Consigne 1: Réécrivez l’extrait sur le réchauffement climatique entre «Mais les Suisses» et «souligne Thomas Stocker.» inclus, en renommant «Suisses» en «Helvètes».
Consigne 2: D’après l’extrait sur le réchauffement climatique, comment l’augmentation de la température en Suisse se situe-t-elle par rapport à la moyenne mondiale ?

Extrait à lire:
═══
Le problème concerne «le cycle de l’eau, qui est modifié. Prenez les exemples de l’Espagne ou de l’Afrique du Nord: les zones où l’on cultive des aliments sont déjà à la limite en matière d’approvisionnement en eau.» En cas de réchauffement non contrôlé, cela aura d’importantes conséquences financières, précise Thomas Stocker – dans le cas où ces pratiques seront encore possibles.

«Un changement rapide dans la région des Alpes»

Mais les Suisses ne pourraient-ils pas dire «Nous sommes désolés pour vous, mais nous, nous vivons en altitude»? Comme on peut s’en douter, ce serait trop expéditif: «Les Suisses sont en contact avec le réchauffement climatique mondial, comme je l’appelle, de bien des façons.» Chez nous, l’augmentation de la température est deux fois plus élevée que la moyenne mondiale, souligne Thomas Stocker.
═══
Lignes fournies:
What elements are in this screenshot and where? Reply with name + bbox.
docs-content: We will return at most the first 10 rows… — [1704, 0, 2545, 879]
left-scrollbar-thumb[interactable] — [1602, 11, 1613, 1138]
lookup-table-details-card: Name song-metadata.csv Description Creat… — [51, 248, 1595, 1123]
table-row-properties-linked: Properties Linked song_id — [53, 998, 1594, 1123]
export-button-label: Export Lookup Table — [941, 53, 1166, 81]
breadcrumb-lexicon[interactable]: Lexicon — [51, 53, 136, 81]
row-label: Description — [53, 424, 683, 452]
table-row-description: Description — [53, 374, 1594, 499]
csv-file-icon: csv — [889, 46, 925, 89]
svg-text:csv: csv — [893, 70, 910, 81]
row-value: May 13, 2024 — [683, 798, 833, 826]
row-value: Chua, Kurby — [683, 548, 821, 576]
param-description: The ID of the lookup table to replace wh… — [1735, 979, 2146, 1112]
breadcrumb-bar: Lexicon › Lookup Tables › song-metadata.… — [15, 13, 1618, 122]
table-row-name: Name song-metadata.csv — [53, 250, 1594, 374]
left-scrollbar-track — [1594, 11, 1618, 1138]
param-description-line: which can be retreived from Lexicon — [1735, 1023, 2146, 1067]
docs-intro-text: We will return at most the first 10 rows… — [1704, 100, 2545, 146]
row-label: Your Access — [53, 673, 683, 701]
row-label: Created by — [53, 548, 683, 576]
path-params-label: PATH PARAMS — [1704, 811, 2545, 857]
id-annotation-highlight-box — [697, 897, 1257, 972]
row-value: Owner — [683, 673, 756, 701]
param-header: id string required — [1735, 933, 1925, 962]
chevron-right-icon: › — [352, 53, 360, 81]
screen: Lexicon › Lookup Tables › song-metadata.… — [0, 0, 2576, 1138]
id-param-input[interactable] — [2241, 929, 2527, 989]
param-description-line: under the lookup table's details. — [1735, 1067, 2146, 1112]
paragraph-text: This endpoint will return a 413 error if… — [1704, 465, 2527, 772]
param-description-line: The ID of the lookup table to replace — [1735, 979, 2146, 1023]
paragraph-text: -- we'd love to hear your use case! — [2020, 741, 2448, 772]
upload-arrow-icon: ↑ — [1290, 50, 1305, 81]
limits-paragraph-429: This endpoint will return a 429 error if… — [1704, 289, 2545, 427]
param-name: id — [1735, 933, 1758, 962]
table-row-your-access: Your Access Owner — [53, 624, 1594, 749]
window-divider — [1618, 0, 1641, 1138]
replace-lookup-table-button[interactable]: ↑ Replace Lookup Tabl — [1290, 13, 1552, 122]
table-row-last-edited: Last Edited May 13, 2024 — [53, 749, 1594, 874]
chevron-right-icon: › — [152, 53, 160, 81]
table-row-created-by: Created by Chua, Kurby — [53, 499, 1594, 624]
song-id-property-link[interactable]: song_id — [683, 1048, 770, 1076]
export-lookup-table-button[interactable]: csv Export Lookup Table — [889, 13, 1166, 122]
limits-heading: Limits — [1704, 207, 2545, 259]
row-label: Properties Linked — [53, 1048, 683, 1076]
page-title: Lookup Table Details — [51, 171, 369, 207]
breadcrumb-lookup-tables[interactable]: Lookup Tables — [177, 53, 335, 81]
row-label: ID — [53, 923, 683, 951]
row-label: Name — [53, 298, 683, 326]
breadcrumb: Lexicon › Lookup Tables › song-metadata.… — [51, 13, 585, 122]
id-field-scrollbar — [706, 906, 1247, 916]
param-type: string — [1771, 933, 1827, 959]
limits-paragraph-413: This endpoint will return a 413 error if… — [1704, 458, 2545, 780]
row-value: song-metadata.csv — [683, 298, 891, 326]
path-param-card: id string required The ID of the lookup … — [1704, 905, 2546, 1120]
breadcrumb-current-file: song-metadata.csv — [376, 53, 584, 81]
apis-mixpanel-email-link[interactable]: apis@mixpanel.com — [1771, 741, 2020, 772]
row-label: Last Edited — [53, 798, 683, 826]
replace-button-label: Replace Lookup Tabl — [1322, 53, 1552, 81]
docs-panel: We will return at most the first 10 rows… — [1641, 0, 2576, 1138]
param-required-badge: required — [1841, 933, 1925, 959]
═══
Corrigé 1:
Mais les Helvètes ne pourraient-ils pas dire «Nous sommes désolés pour vous, mais nous, nous vivons en altitude»? Comme on peut s’en douter, ce serait trop expéditif: «Les Helvètes sont en contact avec le réchauffement climatique mondial, comme je l’appelle, de bien des façons.» Chez nous, l’augmentation de la température est deux fois plus élevée que la moyenne mondiale, souligne Thomas Stocker.

Corrigé 2: Elle est deux fois plus élevée que la moyenne mondiale.